Given records:
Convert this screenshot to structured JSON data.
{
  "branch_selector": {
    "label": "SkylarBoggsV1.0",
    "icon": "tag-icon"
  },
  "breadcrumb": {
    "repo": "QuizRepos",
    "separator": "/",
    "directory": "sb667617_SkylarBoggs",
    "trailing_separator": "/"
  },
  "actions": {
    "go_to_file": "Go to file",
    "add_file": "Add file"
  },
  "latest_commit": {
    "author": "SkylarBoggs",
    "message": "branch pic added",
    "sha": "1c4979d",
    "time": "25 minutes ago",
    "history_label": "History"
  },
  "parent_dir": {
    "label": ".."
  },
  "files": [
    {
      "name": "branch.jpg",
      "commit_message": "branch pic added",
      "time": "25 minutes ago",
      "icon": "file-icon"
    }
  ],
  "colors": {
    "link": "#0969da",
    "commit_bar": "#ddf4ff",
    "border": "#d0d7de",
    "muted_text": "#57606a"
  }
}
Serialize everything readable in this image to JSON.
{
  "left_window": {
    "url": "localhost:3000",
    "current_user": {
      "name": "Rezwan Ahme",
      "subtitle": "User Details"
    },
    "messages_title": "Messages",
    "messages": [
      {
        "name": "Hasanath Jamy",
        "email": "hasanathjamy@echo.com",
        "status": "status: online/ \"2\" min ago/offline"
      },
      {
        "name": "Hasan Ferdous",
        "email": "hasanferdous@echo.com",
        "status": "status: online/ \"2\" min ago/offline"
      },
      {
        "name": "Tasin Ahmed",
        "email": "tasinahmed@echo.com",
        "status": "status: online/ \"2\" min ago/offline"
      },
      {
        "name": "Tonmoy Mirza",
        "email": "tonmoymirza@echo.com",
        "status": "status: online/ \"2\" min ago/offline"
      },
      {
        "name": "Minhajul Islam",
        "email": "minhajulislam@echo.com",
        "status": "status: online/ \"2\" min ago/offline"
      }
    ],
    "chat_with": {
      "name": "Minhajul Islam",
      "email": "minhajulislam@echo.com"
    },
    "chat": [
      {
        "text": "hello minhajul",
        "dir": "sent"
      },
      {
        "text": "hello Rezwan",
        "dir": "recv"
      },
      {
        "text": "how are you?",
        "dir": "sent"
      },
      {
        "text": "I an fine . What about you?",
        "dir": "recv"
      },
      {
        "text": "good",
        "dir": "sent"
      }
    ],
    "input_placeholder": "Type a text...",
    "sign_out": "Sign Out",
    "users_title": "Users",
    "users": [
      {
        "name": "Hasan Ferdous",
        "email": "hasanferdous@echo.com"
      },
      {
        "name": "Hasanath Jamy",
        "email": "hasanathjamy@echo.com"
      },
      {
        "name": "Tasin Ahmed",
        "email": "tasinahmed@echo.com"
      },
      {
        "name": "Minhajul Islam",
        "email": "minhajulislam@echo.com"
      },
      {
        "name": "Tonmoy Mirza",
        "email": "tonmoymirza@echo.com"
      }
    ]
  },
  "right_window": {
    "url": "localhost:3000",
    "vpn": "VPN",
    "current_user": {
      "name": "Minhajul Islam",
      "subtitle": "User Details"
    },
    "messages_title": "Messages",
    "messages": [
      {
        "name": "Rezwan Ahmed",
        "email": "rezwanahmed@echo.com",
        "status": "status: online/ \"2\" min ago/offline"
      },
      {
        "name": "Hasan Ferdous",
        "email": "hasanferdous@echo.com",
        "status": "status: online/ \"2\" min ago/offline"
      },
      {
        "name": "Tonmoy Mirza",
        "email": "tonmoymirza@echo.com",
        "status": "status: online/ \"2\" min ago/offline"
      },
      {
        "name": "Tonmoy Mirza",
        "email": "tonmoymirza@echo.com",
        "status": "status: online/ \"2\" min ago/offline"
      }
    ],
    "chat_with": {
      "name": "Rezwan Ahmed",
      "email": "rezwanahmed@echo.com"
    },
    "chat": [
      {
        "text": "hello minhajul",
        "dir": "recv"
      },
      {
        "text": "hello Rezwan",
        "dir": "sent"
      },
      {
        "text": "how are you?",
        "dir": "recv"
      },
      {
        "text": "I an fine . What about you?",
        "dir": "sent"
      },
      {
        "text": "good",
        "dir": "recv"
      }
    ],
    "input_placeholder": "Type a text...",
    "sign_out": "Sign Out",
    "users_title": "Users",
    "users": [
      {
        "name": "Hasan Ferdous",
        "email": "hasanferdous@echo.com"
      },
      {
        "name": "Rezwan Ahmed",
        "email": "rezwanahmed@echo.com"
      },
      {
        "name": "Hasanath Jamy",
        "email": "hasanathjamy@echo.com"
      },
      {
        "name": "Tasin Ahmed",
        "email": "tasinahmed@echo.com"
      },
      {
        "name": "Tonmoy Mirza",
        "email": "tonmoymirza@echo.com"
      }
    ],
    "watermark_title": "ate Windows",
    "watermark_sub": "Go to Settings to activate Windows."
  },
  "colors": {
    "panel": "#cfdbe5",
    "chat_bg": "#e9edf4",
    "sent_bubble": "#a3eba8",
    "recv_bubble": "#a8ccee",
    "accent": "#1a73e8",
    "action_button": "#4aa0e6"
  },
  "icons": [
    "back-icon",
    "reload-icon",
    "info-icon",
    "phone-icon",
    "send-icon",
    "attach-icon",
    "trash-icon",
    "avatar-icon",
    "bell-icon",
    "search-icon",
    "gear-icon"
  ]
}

Exercise goal: Print out every record again, exactly and in full.

Exercise answer:
Convert this screenshot to structured JSON data.
{
  "branch_selector": {
    "label": "SkylarBoggsV1.0",
    "icon": "tag-icon"
  },
  "breadcrumb": {
    "repo": "QuizRepos",
    "separator": "/",
    "directory": "sb667617_SkylarBoggs",
    "trailing_separator": "/"
  },
  "actions": {
    "go_to_file": "Go to file",
    "add_file": "Add file"
  },
  "latest_commit": {
    "author": "SkylarBoggs",
    "message": "branch pic added",
    "sha": "1c4979d",
    "time": "25 minutes ago",
    "history_label": "History"
  },
  "parent_dir": {
    "label": ".."
  },
  "files": [
    {
      "name": "branch.jpg",
      "commit_message": "branch pic added",
      "time": "25 minutes ago",
      "icon": "file-icon"
    }
  ],
  "colors": {
    "link": "#0969da",
    "commit_bar": "#ddf4ff",
    "border": "#d0d7de",
    "muted_text": "#57606a"
  }
}
Serialize everything readable in this image to JSON.
{
  "left_window": {
    "url": "localhost:3000",
    "current_user": {
      "name": "Rezwan Ahme",
      "subtitle": "User Details"
    },
    "messages_title": "Messages",
    "messages": [
      {
        "name": "Hasanath Jamy",
        "email": "hasanathjamy@echo.com",
        "status": "status: online/ \"2\" min ago/offline"
      },
      {
        "name": "Hasan Ferdous",
        "email": "hasanferdous@echo.com",
        "status": "status: online/ \"2\" min ago/offline"
      },
      {
        "name": "Tasin Ahmed",
        "email": "tasinahmed@echo.com",
        "status": "status: online/ \"2\" min ago/offline"
      },
      {
        "name": "Tonmoy Mirza",
        "email": "tonmoymirza@echo.com",
        "status": "status: online/ \"2\" min ago/offline"
      },
      {
        "name": "Minhajul Islam",
        "email": "minhajulislam@echo.com",
        "status": "status: online/ \"2\" min ago/offline"
      }
    ],
    "chat_with": {
      "name": "Minhajul Islam",
      "email": "minhajulislam@echo.com"
    },
    "chat": [
      {
        "text": "hello minhajul",
        "dir": "sent"
      },
      {
        "text": "hello Rezwan",
        "dir": "recv"
      },
      {
        "text": "how are you?",
        "dir": "sent"
      },
      {
        "text": "I an fine . What about you?",
        "dir": "recv"
      },
      {
        "text": "good",
        "dir": "sent"
      }
    ],
    "input_placeholder": "Type a text...",
    "sign_out": "Sign Out",
    "users_title": "Users",
    "users": [
      {
        "name": "Hasan Ferdous",
        "email": "hasanferdous@echo.com"
      },
      {
        "name": "Hasanath Jamy",
        "email": "hasanathjamy@echo.com"
      },
      {
        "name": "Tasin Ahmed",
        "email": "tasinahmed@echo.com"
      },
      {
        "name": "Minhajul Islam",
        "email": "minhajulislam@echo.com"
      },
      {
        "name": "Tonmoy Mirza",
        "email": "tonmoymirza@echo.com"
      }
    ]
  },
  "right_window": {
    "url": "localhost:3000",
    "vpn": "VPN",
    "current_user": {
      "name": "Minhajul Islam",
      "subtitle": "User Details"
    },
    "messages_title": "Messages",
    "messages": [
      {
        "name": "Rezwan Ahmed",
        "email": "rezwanahmed@echo.com",
        "status": "status: online/ \"2\" min ago/offline"
      },
      {
        "name": "Hasan Ferdous",
        "email": "hasanferdous@echo.com",
        "status": "status: online/ \"2\" min ago/offline"
      },
      {
        "name": "Tonmoy Mirza",
        "email": "tonmoymirza@echo.com",
        "status": "status: online/ \"2\" min ago/offline"
      },
      {
        "name": "Tonmoy Mirza",
        "email": "tonmoymirza@echo.com",
        "status": "status: online/ \"2\" min ago/offline"
      }
    ],
    "chat_with": {
      "name": "Rezwan Ahmed",
      "email": "rezwanahmed@echo.com"
    },
    "chat": [
      {
        "text": "hello minhajul",
        "dir": "recv"
      },
      {
        "text": "hello Rezwan",
        "dir": "sent"
      },
      {
        "text": "how are you?",
        "dir": "recv"
      },
      {
        "text": "I an fine . What about you?",
        "dir": "sent"
      },
      {
        "text": "good",
        "dir": "recv"
      }
    ],
    "input_placeholder": "Type a text...",
    "sign_out": "Sign Out",
    "users_title": "Users",
    "users": [
      {
        "name": "Hasan Ferdous",
        "email": "hasanferdous@echo.com"
      },
      {
        "name": "Rezwan Ahmed",
        "email": "rezwanahmed@echo.com"
      },
      {
        "name": "Hasanath Jamy",
        "email": "hasanathjamy@echo.com"
      },
      {
        "name": "Tasin Ahmed",
        "email": "tasinahmed@echo.com"
      },
      {
        "name": "Tonmoy Mirza",
        "email": "tonmoymirza@echo.com"
      }
    ],
    "watermark_title": "ate Windows",
    "watermark_sub": "Go to Settings to activate Windows."
  },
  "colors": {
    "panel": "#cfdbe5",
    "chat_bg": "#e9edf4",
    "sent_bubble": "#a3eba8",
    "recv_bubble": "#a8ccee",
    "accent": "#1a73e8",
    "action_button": "#4aa0e6"
  },
  "icons": [
    "back-icon",
    "reload-icon",
    "info-icon",
    "phone-icon",
    "send-icon",
    "attach-icon",
    "trash-icon",
    "avatar-icon",
    "bell-icon",
    "search-icon",
    "gear-icon"
  ]
}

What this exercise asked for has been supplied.